Era stato anche in Italia, più volte, per soggiorni di studio e i panorami del Bel Paese avevano ispirato i suoi paesaggi (attualmente i quadri di Stegmann raggiungono quotazioni di svariate migliaia di euro). Prese la decisione di collaborare con colleghe e colleghi e a partire dal 1947 si impegnò nella creazione di una rete europea di artisti con disabilità, un lavoro che culminò nel marzo del 1957, quando si tenne la prima Assemblea Generale della VDMFK. Ne facevano parte diciassette pittori europei, il loro obiettivo era raggiungere l’indipendenza attraverso la vendita dei diritti d’autore delle opere. Suonano ancora attuali le sue parole pronunciate in quei giorni: «Il mondo in cui viviamo è spesso ostile con i disabili. Un’Associazione offre la grande opportunità di facilitare il superamento delle difficoltà, sia nel campo dell’arte che della vita in generale. È semplicemente triste e assurdo che ad artisti con gravi disabilità fisiche, anche se nel lavoro hanno raggiunto livelli alti, non sia permesso divulgare le loro opere perché non sono state create in modo “normale”, ma con la bocca o con il piede per sostituire le mani. Per noi il lavoro, la creazione artistica, è la chiave per la libertà».
Lo spirito innovatore di Stegmann aveva visto giusto. Quella piccola riunione di sognatori e questo discorso furono l’inizio di una storia di risultati straordinari, primo fra tutti il positivo impulso fornito alla formazione di una cultura che promuove le diversità. Fin dall’origine, infatti, l’Associazione fu aperta a tutte le culture, accogliendo artisti a prescindere dal loro Paese di appartenenza, dalla religione e dall’ideologia politica. In sessant’anni non si contano le mostre, i riconoscimenti e le onorificenze pubbliche internazionali. Tra i tanti spiccano due eventi culminanti, vale a dire la presentazione nella sede dell’ONU di Ginevra nel 1981 e quella al Consiglio Europeo di Strasburgo, ripetuta nell’87, nel ’93 e nel ’96.
Stegmann ha potuto godere soltanto della soddisfazione alle Nazioni Unite, essendo venuto a mancare il 5 settembre 1984 a Deisenhofen dove aveva trascorso gran parte della vita. Una vita piena, ricca di gioie e dolori sul piano privato, un matrimonio, tre figli, uno morto in giovane età. Il suo legame con l’Italia non si è fermato ai viaggi studio in gioventù, è tornato in altre occasioni, e in una ha lasciato un vasto pubblico a bocca aperta.

ESERCIZIO
Nel testo su Stegmann, quanti pittori europei facevano parte della prima Assemblea Generale della VDMFK?

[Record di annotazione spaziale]
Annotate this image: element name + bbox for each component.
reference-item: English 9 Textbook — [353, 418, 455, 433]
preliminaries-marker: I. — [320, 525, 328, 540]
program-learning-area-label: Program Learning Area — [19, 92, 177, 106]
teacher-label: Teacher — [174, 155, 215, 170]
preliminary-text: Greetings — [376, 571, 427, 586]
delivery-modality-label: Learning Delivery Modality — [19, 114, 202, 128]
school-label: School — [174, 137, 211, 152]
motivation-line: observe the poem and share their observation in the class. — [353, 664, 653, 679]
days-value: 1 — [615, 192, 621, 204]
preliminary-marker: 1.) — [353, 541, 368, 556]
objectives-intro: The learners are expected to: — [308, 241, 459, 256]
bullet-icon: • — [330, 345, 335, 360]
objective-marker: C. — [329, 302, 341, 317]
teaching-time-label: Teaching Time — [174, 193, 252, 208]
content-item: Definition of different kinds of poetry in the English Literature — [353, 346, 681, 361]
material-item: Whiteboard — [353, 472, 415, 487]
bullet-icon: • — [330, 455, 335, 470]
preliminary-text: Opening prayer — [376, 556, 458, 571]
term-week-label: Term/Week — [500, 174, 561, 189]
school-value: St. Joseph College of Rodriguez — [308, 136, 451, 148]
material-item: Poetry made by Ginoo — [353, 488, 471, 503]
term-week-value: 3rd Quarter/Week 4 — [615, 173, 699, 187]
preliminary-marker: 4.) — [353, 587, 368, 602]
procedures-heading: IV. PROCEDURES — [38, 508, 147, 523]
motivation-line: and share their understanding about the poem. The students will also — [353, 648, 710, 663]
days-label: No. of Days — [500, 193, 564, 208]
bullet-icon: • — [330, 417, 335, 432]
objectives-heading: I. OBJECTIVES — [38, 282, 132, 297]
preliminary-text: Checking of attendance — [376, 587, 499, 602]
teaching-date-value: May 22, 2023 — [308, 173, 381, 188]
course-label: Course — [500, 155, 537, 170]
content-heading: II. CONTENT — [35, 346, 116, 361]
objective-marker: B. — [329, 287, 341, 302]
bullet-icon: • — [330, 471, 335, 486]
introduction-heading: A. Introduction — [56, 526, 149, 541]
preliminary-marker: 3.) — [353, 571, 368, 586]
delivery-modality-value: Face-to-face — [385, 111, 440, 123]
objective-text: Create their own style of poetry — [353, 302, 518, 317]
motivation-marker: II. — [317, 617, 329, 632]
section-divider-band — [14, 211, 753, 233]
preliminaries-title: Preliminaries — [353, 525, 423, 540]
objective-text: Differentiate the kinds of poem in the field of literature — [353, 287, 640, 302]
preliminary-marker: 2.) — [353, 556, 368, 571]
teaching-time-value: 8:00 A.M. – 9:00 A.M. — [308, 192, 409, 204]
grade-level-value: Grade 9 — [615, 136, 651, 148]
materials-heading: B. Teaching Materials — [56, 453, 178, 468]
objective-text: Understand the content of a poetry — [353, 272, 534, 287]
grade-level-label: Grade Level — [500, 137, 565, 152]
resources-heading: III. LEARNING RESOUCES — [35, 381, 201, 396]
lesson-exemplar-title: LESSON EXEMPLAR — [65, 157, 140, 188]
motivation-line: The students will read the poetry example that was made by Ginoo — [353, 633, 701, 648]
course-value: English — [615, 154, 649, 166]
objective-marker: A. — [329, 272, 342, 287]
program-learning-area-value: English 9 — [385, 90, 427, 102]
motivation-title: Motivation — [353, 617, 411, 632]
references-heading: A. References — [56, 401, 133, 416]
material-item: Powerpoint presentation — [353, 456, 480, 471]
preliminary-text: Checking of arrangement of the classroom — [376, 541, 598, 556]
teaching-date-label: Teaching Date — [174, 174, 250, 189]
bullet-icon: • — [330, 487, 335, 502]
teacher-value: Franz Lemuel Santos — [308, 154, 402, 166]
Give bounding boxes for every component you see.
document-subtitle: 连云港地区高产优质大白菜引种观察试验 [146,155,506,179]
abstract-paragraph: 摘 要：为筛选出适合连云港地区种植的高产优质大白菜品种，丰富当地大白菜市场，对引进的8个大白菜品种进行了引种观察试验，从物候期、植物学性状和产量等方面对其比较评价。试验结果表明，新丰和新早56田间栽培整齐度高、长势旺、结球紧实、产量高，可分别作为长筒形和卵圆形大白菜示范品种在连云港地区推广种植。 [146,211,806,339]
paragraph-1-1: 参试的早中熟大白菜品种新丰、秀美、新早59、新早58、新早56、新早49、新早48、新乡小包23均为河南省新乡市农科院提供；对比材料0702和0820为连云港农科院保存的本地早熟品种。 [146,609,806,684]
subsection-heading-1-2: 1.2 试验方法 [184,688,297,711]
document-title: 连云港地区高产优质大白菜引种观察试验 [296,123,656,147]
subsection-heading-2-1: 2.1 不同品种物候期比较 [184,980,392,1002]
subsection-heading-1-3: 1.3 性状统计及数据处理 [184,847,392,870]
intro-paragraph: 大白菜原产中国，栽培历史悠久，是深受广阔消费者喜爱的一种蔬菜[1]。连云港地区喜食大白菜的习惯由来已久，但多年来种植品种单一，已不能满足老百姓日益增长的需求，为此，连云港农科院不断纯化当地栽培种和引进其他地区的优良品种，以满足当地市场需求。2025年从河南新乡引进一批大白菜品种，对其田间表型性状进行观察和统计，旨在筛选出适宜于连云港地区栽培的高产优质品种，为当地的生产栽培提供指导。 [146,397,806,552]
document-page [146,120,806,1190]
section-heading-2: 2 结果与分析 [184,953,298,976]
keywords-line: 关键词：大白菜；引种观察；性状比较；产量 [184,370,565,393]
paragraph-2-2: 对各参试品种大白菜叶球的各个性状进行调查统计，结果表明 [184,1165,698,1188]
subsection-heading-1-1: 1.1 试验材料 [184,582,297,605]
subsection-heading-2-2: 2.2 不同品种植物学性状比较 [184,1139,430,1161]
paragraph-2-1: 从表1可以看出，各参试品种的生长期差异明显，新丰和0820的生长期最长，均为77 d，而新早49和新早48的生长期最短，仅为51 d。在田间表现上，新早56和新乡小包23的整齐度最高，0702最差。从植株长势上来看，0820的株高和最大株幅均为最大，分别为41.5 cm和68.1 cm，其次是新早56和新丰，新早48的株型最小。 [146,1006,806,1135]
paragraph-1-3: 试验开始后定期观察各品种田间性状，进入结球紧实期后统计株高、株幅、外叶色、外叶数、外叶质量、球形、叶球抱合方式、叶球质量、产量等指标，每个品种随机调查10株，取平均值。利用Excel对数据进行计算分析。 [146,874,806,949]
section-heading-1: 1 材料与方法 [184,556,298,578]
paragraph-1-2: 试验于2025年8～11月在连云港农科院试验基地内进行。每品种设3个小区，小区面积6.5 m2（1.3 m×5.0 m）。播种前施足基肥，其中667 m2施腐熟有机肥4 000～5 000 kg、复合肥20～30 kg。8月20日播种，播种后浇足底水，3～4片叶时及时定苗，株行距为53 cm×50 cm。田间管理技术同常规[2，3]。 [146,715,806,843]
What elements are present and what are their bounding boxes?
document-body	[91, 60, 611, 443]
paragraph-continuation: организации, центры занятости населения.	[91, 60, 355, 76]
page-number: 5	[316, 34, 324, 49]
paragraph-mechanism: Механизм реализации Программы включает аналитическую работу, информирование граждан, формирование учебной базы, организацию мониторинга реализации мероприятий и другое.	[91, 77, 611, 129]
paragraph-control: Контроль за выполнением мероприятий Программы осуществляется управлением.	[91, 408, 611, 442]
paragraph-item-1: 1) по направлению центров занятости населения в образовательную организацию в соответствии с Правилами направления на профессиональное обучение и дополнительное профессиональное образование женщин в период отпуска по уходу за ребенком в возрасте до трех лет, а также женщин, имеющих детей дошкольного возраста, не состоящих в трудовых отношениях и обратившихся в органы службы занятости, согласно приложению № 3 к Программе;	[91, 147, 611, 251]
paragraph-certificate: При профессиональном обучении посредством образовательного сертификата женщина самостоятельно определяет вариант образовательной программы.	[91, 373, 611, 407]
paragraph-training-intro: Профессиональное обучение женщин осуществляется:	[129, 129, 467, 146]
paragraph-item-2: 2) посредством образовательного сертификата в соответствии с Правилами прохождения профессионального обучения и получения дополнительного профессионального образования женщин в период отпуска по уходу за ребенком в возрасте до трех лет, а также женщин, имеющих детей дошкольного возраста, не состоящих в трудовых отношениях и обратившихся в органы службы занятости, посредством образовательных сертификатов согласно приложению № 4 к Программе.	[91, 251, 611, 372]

RISPOSTA CORRETTA
Diciassette.